#### [WHAT THE TASK REQUIRES]
All of the records below should be output exactly.

(Data listing)
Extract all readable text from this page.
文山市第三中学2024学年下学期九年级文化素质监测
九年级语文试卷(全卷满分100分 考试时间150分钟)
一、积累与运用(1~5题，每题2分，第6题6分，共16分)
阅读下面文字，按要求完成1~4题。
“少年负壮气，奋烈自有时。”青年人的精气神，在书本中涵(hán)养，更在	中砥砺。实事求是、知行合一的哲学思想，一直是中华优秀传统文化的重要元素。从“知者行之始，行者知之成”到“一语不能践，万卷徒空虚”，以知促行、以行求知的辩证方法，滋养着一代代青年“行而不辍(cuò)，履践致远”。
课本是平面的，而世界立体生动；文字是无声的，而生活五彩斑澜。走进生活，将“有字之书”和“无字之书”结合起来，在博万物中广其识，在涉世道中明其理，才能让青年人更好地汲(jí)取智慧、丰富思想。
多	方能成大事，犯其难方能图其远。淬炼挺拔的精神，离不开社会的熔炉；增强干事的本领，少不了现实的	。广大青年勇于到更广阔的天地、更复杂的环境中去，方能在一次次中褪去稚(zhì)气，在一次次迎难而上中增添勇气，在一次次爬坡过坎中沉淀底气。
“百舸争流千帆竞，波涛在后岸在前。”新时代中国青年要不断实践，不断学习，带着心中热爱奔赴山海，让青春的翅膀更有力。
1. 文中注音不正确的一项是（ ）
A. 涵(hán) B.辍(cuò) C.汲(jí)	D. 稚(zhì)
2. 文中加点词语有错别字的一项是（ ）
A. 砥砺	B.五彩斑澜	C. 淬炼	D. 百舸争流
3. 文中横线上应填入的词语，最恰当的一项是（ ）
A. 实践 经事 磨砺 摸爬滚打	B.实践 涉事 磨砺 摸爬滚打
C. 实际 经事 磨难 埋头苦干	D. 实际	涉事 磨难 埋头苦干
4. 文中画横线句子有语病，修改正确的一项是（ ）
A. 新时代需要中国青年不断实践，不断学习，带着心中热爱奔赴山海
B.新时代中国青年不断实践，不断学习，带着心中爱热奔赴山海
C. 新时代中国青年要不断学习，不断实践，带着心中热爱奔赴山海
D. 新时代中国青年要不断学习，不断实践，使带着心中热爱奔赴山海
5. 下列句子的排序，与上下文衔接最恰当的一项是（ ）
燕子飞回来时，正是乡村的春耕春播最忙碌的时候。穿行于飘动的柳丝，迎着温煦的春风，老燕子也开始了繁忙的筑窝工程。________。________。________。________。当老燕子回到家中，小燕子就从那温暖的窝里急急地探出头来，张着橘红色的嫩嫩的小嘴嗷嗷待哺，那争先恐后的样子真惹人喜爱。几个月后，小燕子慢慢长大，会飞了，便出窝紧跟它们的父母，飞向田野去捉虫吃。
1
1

#### [CORRECT OUTPUT]
Extract all readable text from this page.
文山市第三中学2024学年下学期九年级文化素质监测
九年级语文试卷(全卷满分100分 考试时间150分钟)
一、积累与运用(1~5题，每题2分，第6题6分，共16分)
阅读下面文字，按要求完成1~4题。
“少年负壮气，奋烈自有时。”青年人的精气神，在书本中涵(hán)养，更在	中砥砺。实事求是、知行合一的哲学思想，一直是中华优秀传统文化的重要元素。从“知者行之始，行者知之成”到“一语不能践，万卷徒空虚”，以知促行、以行求知的辩证方法，滋养着一代代青年“行而不辍(cuò)，履践致远”。
课本是平面的，而世界立体生动；文字是无声的，而生活五彩斑澜。走进生活，将“有字之书”和“无字之书”结合起来，在博万物中广其识，在涉世道中明其理，才能让青年人更好地汲(jí)取智慧、丰富思想。
多	方能成大事，犯其难方能图其远。淬炼挺拔的精神，离不开社会的熔炉；增强干事的本领，少不了现实的	。广大青年勇于到更广阔的天地、更复杂的环境中去，方能在一次次中褪去稚(zhì)气，在一次次迎难而上中增添勇气，在一次次爬坡过坎中沉淀底气。
“百舸争流千帆竞，波涛在后岸在前。”新时代中国青年要不断实践，不断学习，带着心中热爱奔赴山海，让青春的翅膀更有力。
1. 文中注音不正确的一项是（ ）
A. 涵(hán) B.辍(cuò) C.汲(jí)	D. 稚(zhì)
2. 文中加点词语有错别字的一项是（ ）
A. 砥砺	B.五彩斑澜	C. 淬炼	D. 百舸争流
3. 文中横线上应填入的词语，最恰当的一项是（ ）
A. 实践 经事 磨砺 摸爬滚打	B.实践 涉事 磨砺 摸爬滚打
C. 实际 经事 磨难 埋头苦干	D. 实际	涉事 磨难 埋头苦干
4. 文中画横线句子有语病，修改正确的一项是（ ）
A. 新时代需要中国青年不断实践，不断学习，带着心中热爱奔赴山海
B.新时代中国青年不断实践，不断学习，带着心中爱热奔赴山海
C. 新时代中国青年要不断学习，不断实践，带着心中热爱奔赴山海
D. 新时代中国青年要不断学习，不断实践，使带着心中热爱奔赴山海
5. 下列句子的排序，与上下文衔接最恰当的一项是（ ）
燕子飞回来时，正是乡村的春耕春播最忙碌的时候。穿行于飘动的柳丝，迎着温煦的春风，老燕子也开始了繁忙的筑窝工程。________。________。________。________。当老燕子回到家中，小燕子就从那温暖的窝里急急地探出头来，张着橘红色的嫩嫩的小嘴嗷嗷待哺，那争先恐后的样子真惹人喜爱。几个月后，小燕子慢慢长大，会飞了，便出窝紧跟它们的父母，飞向田野去捉虫吃。
1
1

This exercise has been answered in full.